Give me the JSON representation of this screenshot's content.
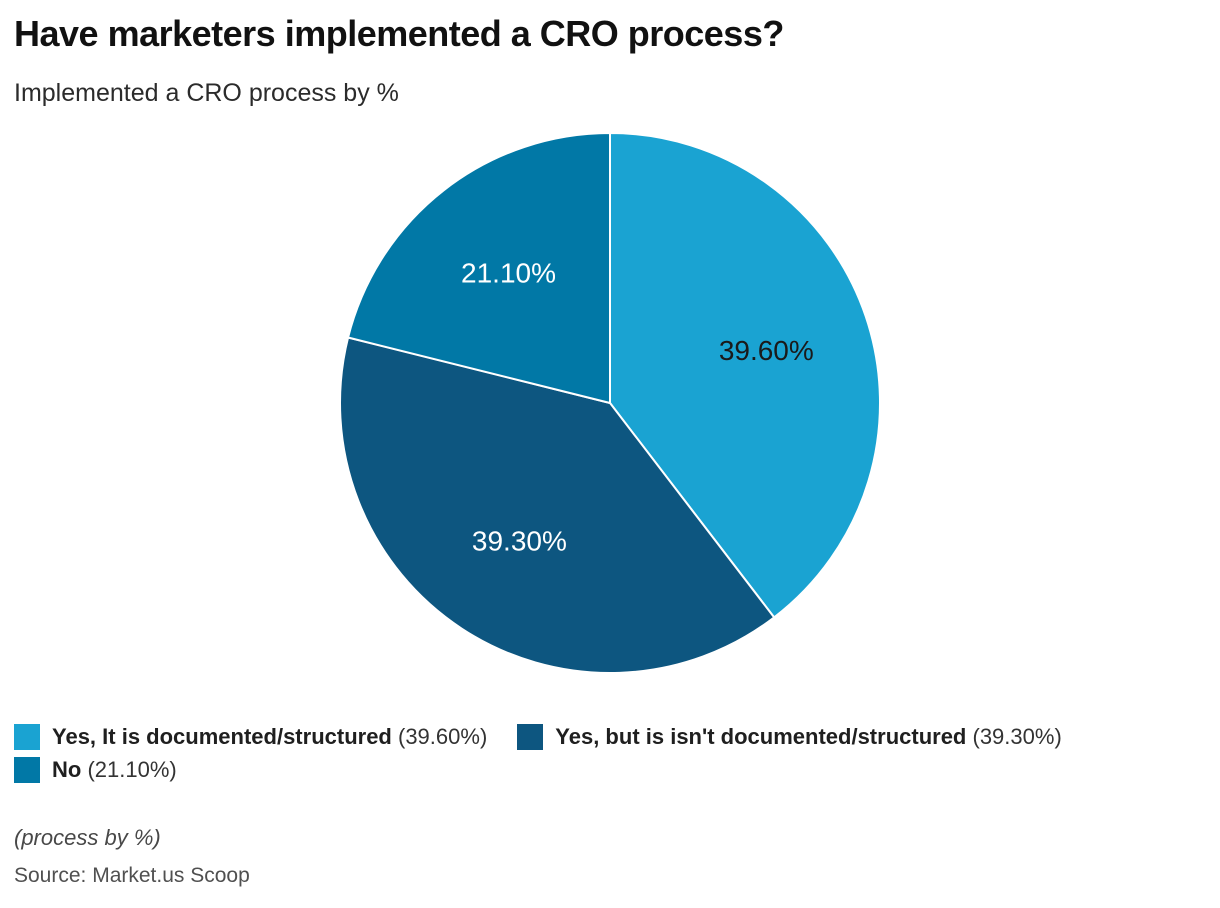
{
  "header": {
    "title": "Have marketers implemented a CRO process?",
    "subtitle": "Implemented a CRO process by %"
  },
  "chart_data": {
    "type": "pie",
    "title": "Have marketers implemented a CRO process?",
    "subtitle": "Implemented a CRO process by %",
    "start_angle_deg": 0,
    "direction": "clockwise",
    "legend_position": "bottom",
    "slice_border_color": "#ffffff",
    "slices": [
      {
        "name": "Yes, It is documented/structured",
        "value": 39.6,
        "pct_label": "39.60%",
        "legend_pct": "(39.60%)",
        "color": "#1AA3D2",
        "pct_label_color": "#1a1a1a"
      },
      {
        "name": "Yes, but is isn't documented/structured",
        "value": 39.3,
        "pct_label": "39.30%",
        "legend_pct": "(39.30%)",
        "color": "#0D5680",
        "pct_label_color": "#ffffff"
      },
      {
        "name": "No",
        "value": 21.1,
        "pct_label": "21.10%",
        "legend_pct": "(21.10%)",
        "color": "#0178A6",
        "pct_label_color": "#ffffff"
      }
    ]
  },
  "footer": {
    "note": "(process by %)",
    "source": "Source: Market.us Scoop"
  }
}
──────
Respond with nothing but the number of lines in the entries that contain the string "documented".

2